What is expected: Reproduce the data that follows in its entirety, character for character.
Start of Data entries
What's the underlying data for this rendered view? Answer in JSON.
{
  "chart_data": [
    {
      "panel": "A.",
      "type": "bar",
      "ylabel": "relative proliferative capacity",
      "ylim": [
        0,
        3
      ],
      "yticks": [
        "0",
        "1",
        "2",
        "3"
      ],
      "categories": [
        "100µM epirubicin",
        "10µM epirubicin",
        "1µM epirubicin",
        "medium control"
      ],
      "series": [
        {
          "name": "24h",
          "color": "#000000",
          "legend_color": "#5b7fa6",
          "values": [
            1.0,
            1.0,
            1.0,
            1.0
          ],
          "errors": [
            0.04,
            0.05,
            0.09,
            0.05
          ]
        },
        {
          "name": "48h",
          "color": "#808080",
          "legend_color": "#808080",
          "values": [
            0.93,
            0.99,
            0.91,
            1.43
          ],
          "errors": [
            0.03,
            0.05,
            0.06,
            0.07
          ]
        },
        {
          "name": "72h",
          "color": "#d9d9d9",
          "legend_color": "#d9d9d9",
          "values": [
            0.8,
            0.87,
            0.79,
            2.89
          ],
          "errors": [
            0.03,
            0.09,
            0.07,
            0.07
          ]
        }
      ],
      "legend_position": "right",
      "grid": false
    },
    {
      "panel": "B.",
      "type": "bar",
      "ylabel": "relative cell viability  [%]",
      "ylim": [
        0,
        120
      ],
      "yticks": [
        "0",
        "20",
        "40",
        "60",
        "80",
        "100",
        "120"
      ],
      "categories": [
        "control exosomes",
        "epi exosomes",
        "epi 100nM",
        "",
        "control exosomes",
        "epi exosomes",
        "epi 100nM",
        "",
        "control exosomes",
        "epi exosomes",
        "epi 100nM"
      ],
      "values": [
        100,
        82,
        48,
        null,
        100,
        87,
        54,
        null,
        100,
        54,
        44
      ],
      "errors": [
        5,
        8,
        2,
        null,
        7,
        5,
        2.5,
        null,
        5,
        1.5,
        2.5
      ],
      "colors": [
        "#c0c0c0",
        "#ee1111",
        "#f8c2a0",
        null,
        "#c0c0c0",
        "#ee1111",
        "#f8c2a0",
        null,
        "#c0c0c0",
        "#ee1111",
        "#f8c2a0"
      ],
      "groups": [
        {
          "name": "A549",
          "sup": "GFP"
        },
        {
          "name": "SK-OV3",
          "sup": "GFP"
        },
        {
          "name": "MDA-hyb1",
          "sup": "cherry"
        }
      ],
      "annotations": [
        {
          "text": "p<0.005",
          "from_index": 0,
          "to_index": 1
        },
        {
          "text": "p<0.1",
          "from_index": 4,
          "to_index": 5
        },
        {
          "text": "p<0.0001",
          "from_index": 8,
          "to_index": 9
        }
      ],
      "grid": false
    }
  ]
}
End of Data entries
Solution for this exercise:
What's the underlying data for this rendered view? Answer in JSON.
{
  "chart_data": [
    {
      "panel": "A.",
      "type": "bar",
      "ylabel": "relative proliferative capacity",
      "ylim": [
        0,
        3
      ],
      "yticks": [
        "0",
        "1",
        "2",
        "3"
      ],
      "categories": [
        "100µM epirubicin",
        "10µM epirubicin",
        "1µM epirubicin",
        "medium control"
      ],
      "series": [
        {
          "name": "24h",
          "color": "#000000",
          "legend_color": "#5b7fa6",
          "values": [
            1.0,
            1.0,
            1.0,
            1.0
          ],
          "errors": [
            0.04,
            0.05,
            0.09,
            0.05
          ]
        },
        {
          "name": "48h",
          "color": "#808080",
          "legend_color": "#808080",
          "values": [
            0.93,
            0.99,
            0.91,
            1.43
          ],
          "errors": [
            0.03,
            0.05,
            0.06,
            0.07
          ]
        },
        {
          "name": "72h",
          "color": "#d9d9d9",
          "legend_color": "#d9d9d9",
          "values": [
            0.8,
            0.87,
            0.79,
            2.89
          ],
          "errors": [
            0.03,
            0.09,
            0.07,
            0.07
          ]
        }
      ],
      "legend_position": "right",
      "grid": false
    },
    {
      "panel": "B.",
      "type": "bar",
      "ylabel": "relative cell viability  [%]",
      "ylim": [
        0,
        120
      ],
      "yticks": [
        "0",
        "20",
        "40",
        "60",
        "80",
        "100",
        "120"
      ],
      "categories": [
        "control exosomes",
        "epi exosomes",
        "epi 100nM",
        "",
        "control exosomes",
        "epi exosomes",
        "epi 100nM",
        "",
        "control exosomes",
        "epi exosomes",
        "epi 100nM"
      ],
      "values": [
        100,
        82,
        48,
        null,
        100,
        87,
        54,
        null,
        100,
        54,
        44
      ],
      "errors": [
        5,
        8,
        2,
        null,
        7,
        5,
        2.5,
        null,
        5,
        1.5,
        2.5
      ],
      "colors": [
        "#c0c0c0",
        "#ee1111",
        "#f8c2a0",
        null,
        "#c0c0c0",
        "#ee1111",
        "#f8c2a0",
        null,
        "#c0c0c0",
        "#ee1111",
        "#f8c2a0"
      ],
      "groups": [
        {
          "name": "A549",
          "sup": "GFP"
        },
        {
          "name": "SK-OV3",
          "sup": "GFP"
        },
        {
          "name": "MDA-hyb1",
          "sup": "cherry"
        }
      ],
      "annotations": [
        {
          "text": "p<0.005",
          "from_index": 0,
          "to_index": 1
        },
        {
          "text": "p<0.1",
          "from_index": 4,
          "to_index": 5
        },
        {
          "text": "p<0.0001",
          "from_index": 8,
          "to_index": 9
        }
      ],
      "grid": false
    }
  ]
}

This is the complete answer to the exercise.